Exercise objective: Output the material beneath exactly, leaving nothing out.

★ ★ ★

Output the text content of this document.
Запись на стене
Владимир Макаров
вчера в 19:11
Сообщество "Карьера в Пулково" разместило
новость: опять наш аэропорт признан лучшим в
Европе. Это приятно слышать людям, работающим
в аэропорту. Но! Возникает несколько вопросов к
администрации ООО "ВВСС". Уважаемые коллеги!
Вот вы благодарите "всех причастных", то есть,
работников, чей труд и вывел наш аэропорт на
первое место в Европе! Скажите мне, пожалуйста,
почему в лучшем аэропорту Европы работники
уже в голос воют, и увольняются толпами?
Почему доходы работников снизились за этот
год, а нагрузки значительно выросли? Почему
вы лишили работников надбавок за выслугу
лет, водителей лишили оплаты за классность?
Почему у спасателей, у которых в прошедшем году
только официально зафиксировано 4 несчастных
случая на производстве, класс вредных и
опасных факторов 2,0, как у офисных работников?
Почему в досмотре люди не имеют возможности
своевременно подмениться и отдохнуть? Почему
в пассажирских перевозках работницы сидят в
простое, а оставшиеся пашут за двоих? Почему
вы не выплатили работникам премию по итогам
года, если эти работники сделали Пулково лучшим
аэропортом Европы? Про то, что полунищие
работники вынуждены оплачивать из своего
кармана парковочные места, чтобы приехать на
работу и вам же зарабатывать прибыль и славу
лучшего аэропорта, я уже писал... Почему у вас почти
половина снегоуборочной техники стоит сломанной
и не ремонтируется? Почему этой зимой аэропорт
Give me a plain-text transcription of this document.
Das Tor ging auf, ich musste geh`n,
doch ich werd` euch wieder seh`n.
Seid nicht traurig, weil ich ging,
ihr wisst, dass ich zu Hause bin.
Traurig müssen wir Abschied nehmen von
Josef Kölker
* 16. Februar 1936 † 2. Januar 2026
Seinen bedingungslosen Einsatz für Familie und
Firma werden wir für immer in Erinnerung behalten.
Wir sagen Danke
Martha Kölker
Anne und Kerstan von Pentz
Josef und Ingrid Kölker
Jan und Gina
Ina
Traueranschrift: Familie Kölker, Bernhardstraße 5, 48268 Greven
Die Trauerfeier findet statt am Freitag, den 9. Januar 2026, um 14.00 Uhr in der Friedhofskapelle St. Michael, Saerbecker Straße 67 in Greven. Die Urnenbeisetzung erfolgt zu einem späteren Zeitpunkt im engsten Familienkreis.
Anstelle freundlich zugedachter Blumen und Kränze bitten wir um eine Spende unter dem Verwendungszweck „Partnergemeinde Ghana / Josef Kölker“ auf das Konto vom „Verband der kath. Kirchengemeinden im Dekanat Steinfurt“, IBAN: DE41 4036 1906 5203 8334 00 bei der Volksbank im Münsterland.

★ ★ ★

Written response:
Output the text content of this document.
Запись на стене
Владимир Макаров
вчера в 19:11
Сообщество "Карьера в Пулково" разместило
новость: опять наш аэропорт признан лучшим в
Европе. Это приятно слышать людям, работающим
в аэропорту. Но! Возникает несколько вопросов к
администрации ООО "ВВСС". Уважаемые коллеги!
Вот вы благодарите "всех причастных", то есть,
работников, чей труд и вывел наш аэропорт на
первое место в Европе! Скажите мне, пожалуйста,
почему в лучшем аэропорту Европы работники
уже в голос воют, и увольняются толпами?
Почему доходы работников снизились за этот
год, а нагрузки значительно выросли? Почему
вы лишили работников надбавок за выслугу
лет, водителей лишили оплаты за классность?
Почему у спасателей, у которых в прошедшем году
только официально зафиксировано 4 несчастных
случая на производстве, класс вредных и
опасных факторов 2,0, как у офисных работников?
Почему в досмотре люди не имеют возможности
своевременно подмениться и отдохнуть? Почему
в пассажирских перевозках работницы сидят в
простое, а оставшиеся пашут за двоих? Почему
вы не выплатили работникам премию по итогам
года, если эти работники сделали Пулково лучшим
аэропортом Европы? Про то, что полунищие
работники вынуждены оплачивать из своего
кармана парковочные места, чтобы приехать на
работу и вам же зарабатывать прибыль и славу
лучшего аэропорта, я уже писал... Почему у вас почти
половина снегоуборочной техники стоит сломанной
и не ремонтируется? Почему этой зимой аэропорт
Give me a plain-text transcription of this document.
Das Tor ging auf, ich musste geh`n,
doch ich werd` euch wieder seh`n.
Seid nicht traurig, weil ich ging,
ihr wisst, dass ich zu Hause bin.
Traurig müssen wir Abschied nehmen von
Josef Kölker
* 16. Februar 1936 † 2. Januar 2026
Seinen bedingungslosen Einsatz für Familie und
Firma werden wir für immer in Erinnerung behalten.
Wir sagen Danke
Martha Kölker
Anne und Kerstan von Pentz
Josef und Ingrid Kölker
Jan und Gina
Ina
Traueranschrift: Familie Kölker, Bernhardstraße 5, 48268 Greven
Die Trauerfeier findet statt am Freitag, den 9. Januar 2026, um 14.00 Uhr in der Friedhofskapelle St. Michael, Saerbecker Straße 67 in Greven. Die Urnenbeisetzung erfolgt zu einem späteren Zeitpunkt im engsten Familienkreis.
Anstelle freundlich zugedachter Blumen und Kränze bitten wir um eine Spende unter dem Verwendungszweck „Partnergemeinde Ghana / Josef Kölker“ auf das Konto vom „Verband der kath. Kirchengemeinden im Dekanat Steinfurt“, IBAN: DE41 4036 1906 5203 8334 00 bei der Volksbank im Münsterland.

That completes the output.